__Exercise__: Give only the number of lines in the listing below where the string "grants" occurs.
begin Data entries
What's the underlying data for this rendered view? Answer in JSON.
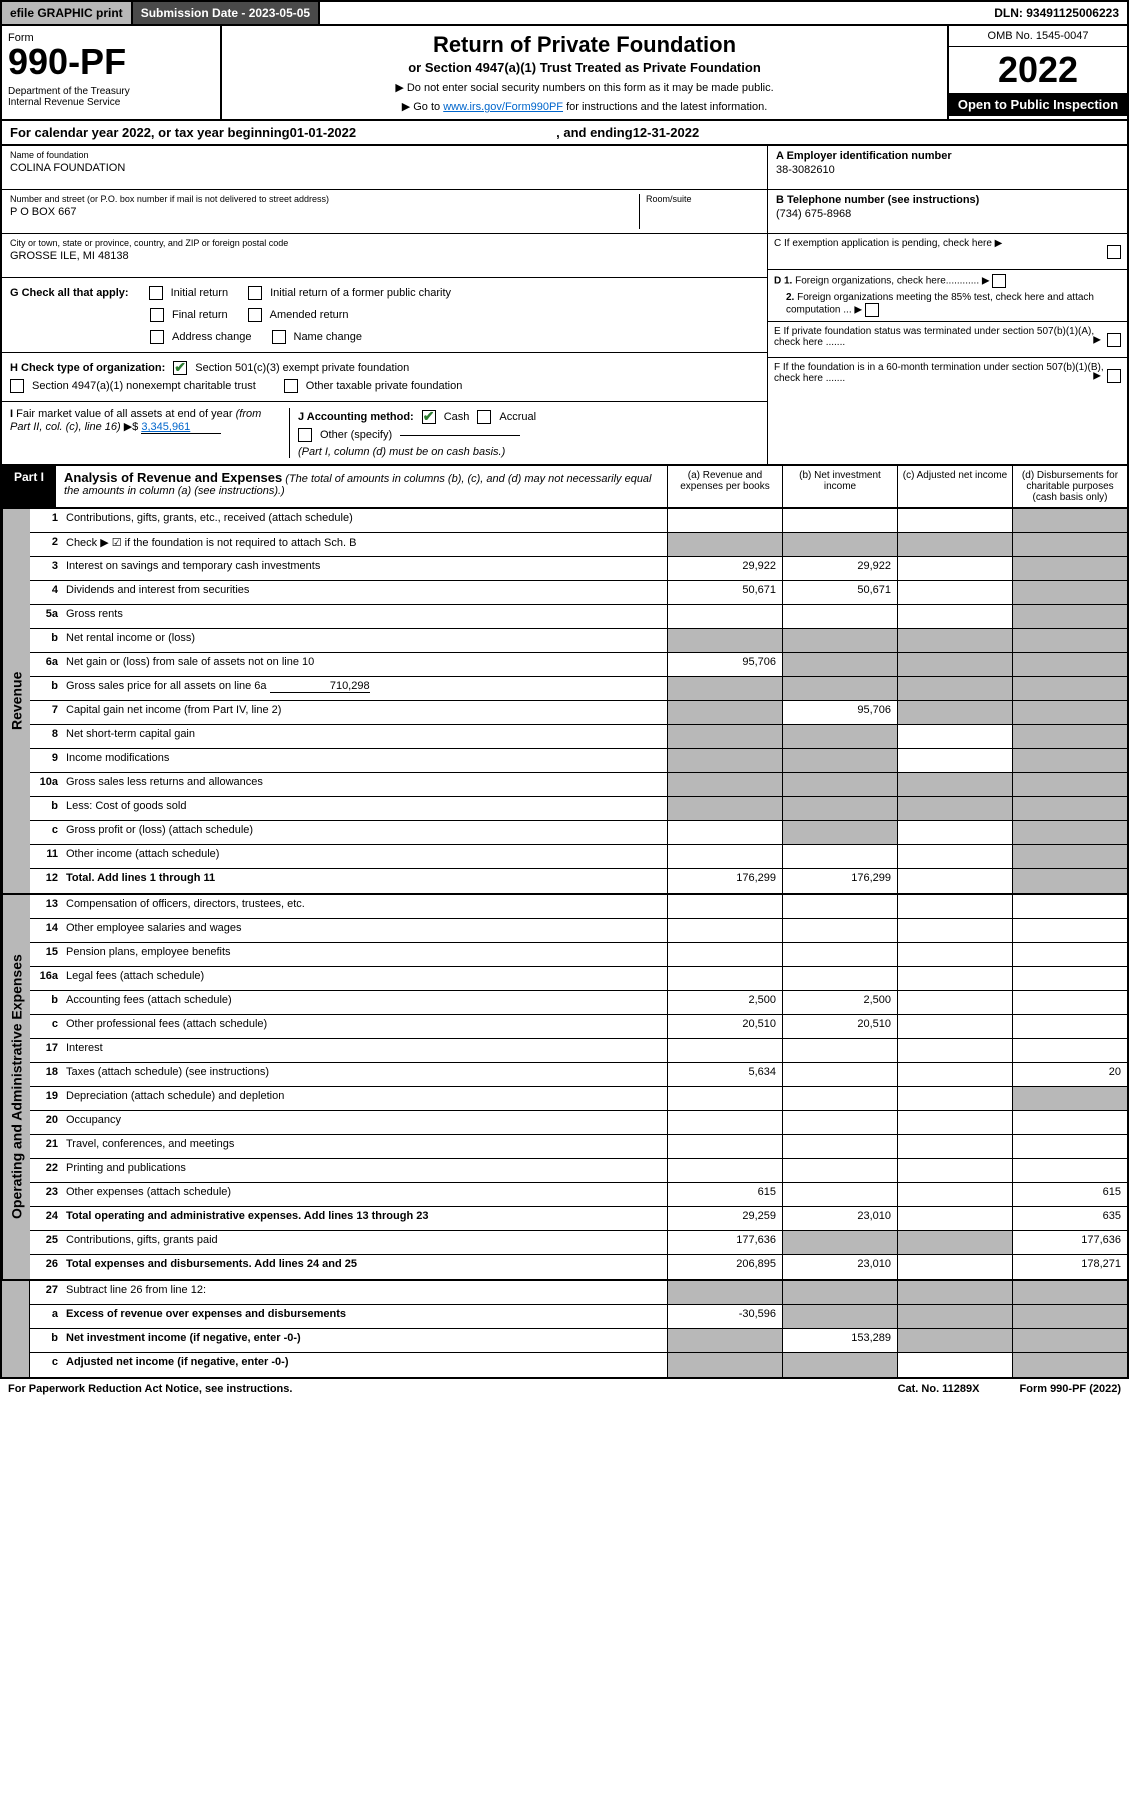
{
  "topbar": {
    "efile": "efile GRAPHIC print",
    "submission_label": "Submission Date - 2023-05-05",
    "dln": "DLN: 93491125006223"
  },
  "header": {
    "form_word": "Form",
    "form_number": "990-PF",
    "dept": "Department of the Treasury\nInternal Revenue Service",
    "title": "Return of Private Foundation",
    "subtitle": "or Section 4947(a)(1) Trust Treated as Private Foundation",
    "instr1": "▶ Do not enter social security numbers on this form as it may be made public.",
    "instr2_pre": "▶ Go to ",
    "instr2_link": "www.irs.gov/Form990PF",
    "instr2_post": " for instructions and the latest information.",
    "omb": "OMB No. 1545-0047",
    "year": "2022",
    "inspection": "Open to Public Inspection"
  },
  "calendar": {
    "text_pre": "For calendar year 2022, or tax year beginning ",
    "begin": "01-01-2022",
    "text_mid": ", and ending ",
    "end": "12-31-2022"
  },
  "foundation": {
    "name_label": "Name of foundation",
    "name": "COLINA FOUNDATION",
    "address_label": "Number and street (or P.O. box number if mail is not delivered to street address)",
    "room_label": "Room/suite",
    "address": "P O BOX 667",
    "city_label": "City or town, state or province, country, and ZIP or foreign postal code",
    "city": "GROSSE ILE, MI  48138",
    "ein_label": "A Employer identification number",
    "ein": "38-3082610",
    "phone_label": "B Telephone number (see instructions)",
    "phone": "(734) 675-8968"
  },
  "checks": {
    "g_label": "G Check all that apply:",
    "initial_return": "Initial return",
    "initial_former": "Initial return of a former public charity",
    "final_return": "Final return",
    "amended": "Amended return",
    "address_change": "Address change",
    "name_change": "Name change",
    "h_label": "H Check type of organization:",
    "h_501c3": "Section 501(c)(3) exempt private foundation",
    "h_4947": "Section 4947(a)(1) nonexempt charitable trust",
    "h_other_taxable": "Other taxable private foundation",
    "i_label": "I Fair market value of all assets at end of year (from Part II, col. (c), line 16) ▶$",
    "i_value": "3,345,961",
    "j_label": "J Accounting method:",
    "j_cash": "Cash",
    "j_accrual": "Accrual",
    "j_other": "Other (specify)",
    "j_note": "(Part I, column (d) must be on cash basis.)"
  },
  "right_boxes": {
    "c": "C If exemption application is pending, check here ▶",
    "d1": "D 1. Foreign organizations, check here............",
    "d2": "2. Foreign organizations meeting the 85% test, check here and attach computation ...",
    "e": "E If private foundation status was terminated under section 507(b)(1)(A), check here .......",
    "f": "F If the foundation is in a 60-month termination under section 507(b)(1)(B), check here ......."
  },
  "part1": {
    "label": "Part I",
    "title": "Analysis of Revenue and Expenses",
    "note": "(The total of amounts in columns (b), (c), and (d) may not necessarily equal the amounts in column (a) (see instructions).)",
    "col_a": "(a) Revenue and expenses per books",
    "col_b": "(b) Net investment income",
    "col_c": "(c) Adjusted net income",
    "col_d": "(d) Disbursements for charitable purposes (cash basis only)"
  },
  "side_labels": {
    "revenue": "Revenue",
    "expenses": "Operating and Administrative Expenses"
  },
  "rows": [
    {
      "n": "1",
      "label": "Contributions, gifts, grants, etc., received (attach schedule)",
      "a": "",
      "b": "",
      "c": "",
      "d": "",
      "shade_d": true
    },
    {
      "n": "2",
      "label": "Check ▶ ☑ if the foundation is not required to attach Sch. B",
      "a": "",
      "b": "",
      "c": "",
      "d": "",
      "shade_all": true,
      "shade_d": true
    },
    {
      "n": "3",
      "label": "Interest on savings and temporary cash investments",
      "a": "29,922",
      "b": "29,922",
      "c": "",
      "d": "",
      "shade_d": true
    },
    {
      "n": "4",
      "label": "Dividends and interest from securities",
      "a": "50,671",
      "b": "50,671",
      "c": "",
      "d": "",
      "shade_d": true
    },
    {
      "n": "5a",
      "label": "Gross rents",
      "a": "",
      "b": "",
      "c": "",
      "d": "",
      "shade_d": true
    },
    {
      "n": "b",
      "label": "Net rental income or (loss)",
      "a": "",
      "b": "",
      "c": "",
      "d": "",
      "shade_all": true,
      "shade_d": true
    },
    {
      "n": "6a",
      "label": "Net gain or (loss) from sale of assets not on line 10",
      "a": "95,706",
      "b": "",
      "c": "",
      "d": "",
      "shade_b": true,
      "shade_c": true,
      "shade_d": true
    },
    {
      "n": "b",
      "label": "Gross sales price for all assets on line 6a",
      "inline_val": "710,298",
      "a": "",
      "b": "",
      "c": "",
      "d": "",
      "shade_all": true,
      "shade_d": true
    },
    {
      "n": "7",
      "label": "Capital gain net income (from Part IV, line 2)",
      "a": "",
      "b": "95,706",
      "c": "",
      "d": "",
      "shade_a": true,
      "shade_c": true,
      "shade_d": true
    },
    {
      "n": "8",
      "label": "Net short-term capital gain",
      "a": "",
      "b": "",
      "c": "",
      "d": "",
      "shade_a": true,
      "shade_b": true,
      "shade_d": true
    },
    {
      "n": "9",
      "label": "Income modifications",
      "a": "",
      "b": "",
      "c": "",
      "d": "",
      "shade_a": true,
      "shade_b": true,
      "shade_d": true
    },
    {
      "n": "10a",
      "label": "Gross sales less returns and allowances",
      "a": "",
      "b": "",
      "c": "",
      "d": "",
      "shade_all": true,
      "shade_d": true
    },
    {
      "n": "b",
      "label": "Less: Cost of goods sold",
      "a": "",
      "b": "",
      "c": "",
      "d": "",
      "shade_all": true,
      "shade_d": true
    },
    {
      "n": "c",
      "label": "Gross profit or (loss) (attach schedule)",
      "a": "",
      "b": "",
      "c": "",
      "d": "",
      "shade_b": true,
      "shade_d": true
    },
    {
      "n": "11",
      "label": "Other income (attach schedule)",
      "a": "",
      "b": "",
      "c": "",
      "d": "",
      "shade_d": true
    },
    {
      "n": "12",
      "label": "Total. Add lines 1 through 11",
      "bold": true,
      "a": "176,299",
      "b": "176,299",
      "c": "",
      "d": "",
      "shade_d": true
    }
  ],
  "exp_rows": [
    {
      "n": "13",
      "label": "Compensation of officers, directors, trustees, etc.",
      "a": "",
      "b": "",
      "c": "",
      "d": ""
    },
    {
      "n": "14",
      "label": "Other employee salaries and wages",
      "a": "",
      "b": "",
      "c": "",
      "d": ""
    },
    {
      "n": "15",
      "label": "Pension plans, employee benefits",
      "a": "",
      "b": "",
      "c": "",
      "d": ""
    },
    {
      "n": "16a",
      "label": "Legal fees (attach schedule)",
      "a": "",
      "b": "",
      "c": "",
      "d": ""
    },
    {
      "n": "b",
      "label": "Accounting fees (attach schedule)",
      "a": "2,500",
      "b": "2,500",
      "c": "",
      "d": ""
    },
    {
      "n": "c",
      "label": "Other professional fees (attach schedule)",
      "a": "20,510",
      "b": "20,510",
      "c": "",
      "d": ""
    },
    {
      "n": "17",
      "label": "Interest",
      "a": "",
      "b": "",
      "c": "",
      "d": ""
    },
    {
      "n": "18",
      "label": "Taxes (attach schedule) (see instructions)",
      "a": "5,634",
      "b": "",
      "c": "",
      "d": "20"
    },
    {
      "n": "19",
      "label": "Depreciation (attach schedule) and depletion",
      "a": "",
      "b": "",
      "c": "",
      "d": "",
      "shade_d": true
    },
    {
      "n": "20",
      "label": "Occupancy",
      "a": "",
      "b": "",
      "c": "",
      "d": ""
    },
    {
      "n": "21",
      "label": "Travel, conferences, and meetings",
      "a": "",
      "b": "",
      "c": "",
      "d": ""
    },
    {
      "n": "22",
      "label": "Printing and publications",
      "a": "",
      "b": "",
      "c": "",
      "d": ""
    },
    {
      "n": "23",
      "label": "Other expenses (attach schedule)",
      "a": "615",
      "b": "",
      "c": "",
      "d": "615"
    },
    {
      "n": "24",
      "label": "Total operating and administrative expenses. Add lines 13 through 23",
      "bold": true,
      "a": "29,259",
      "b": "23,010",
      "c": "",
      "d": "635"
    },
    {
      "n": "25",
      "label": "Contributions, gifts, grants paid",
      "a": "177,636",
      "b": "",
      "c": "",
      "d": "177,636",
      "shade_b": true,
      "shade_c": true
    },
    {
      "n": "26",
      "label": "Total expenses and disbursements. Add lines 24 and 25",
      "bold": true,
      "a": "206,895",
      "b": "23,010",
      "c": "",
      "d": "178,271"
    }
  ],
  "bottom_rows": [
    {
      "n": "27",
      "label": "Subtract line 26 from line 12:",
      "a": "",
      "b": "",
      "c": "",
      "d": "",
      "shade_all": true
    },
    {
      "n": "a",
      "label": "Excess of revenue over expenses and disbursements",
      "bold": true,
      "a": "-30,596",
      "b": "",
      "c": "",
      "d": "",
      "shade_b": true,
      "shade_c": true,
      "shade_d": true
    },
    {
      "n": "b",
      "label": "Net investment income (if negative, enter -0-)",
      "bold": true,
      "a": "",
      "b": "153,289",
      "c": "",
      "d": "",
      "shade_a": true,
      "shade_c": true,
      "shade_d": true
    },
    {
      "n": "c",
      "label": "Adjusted net income (if negative, enter -0-)",
      "bold": true,
      "a": "",
      "b": "",
      "c": "",
      "d": "",
      "shade_a": true,
      "shade_b": true,
      "shade_d": true
    }
  ],
  "footer": {
    "left": "For Paperwork Reduction Act Notice, see instructions.",
    "mid": "Cat. No. 11289X",
    "right": "Form 990-PF (2022)"
  }
}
end Data entries
__Exercise solution__: 2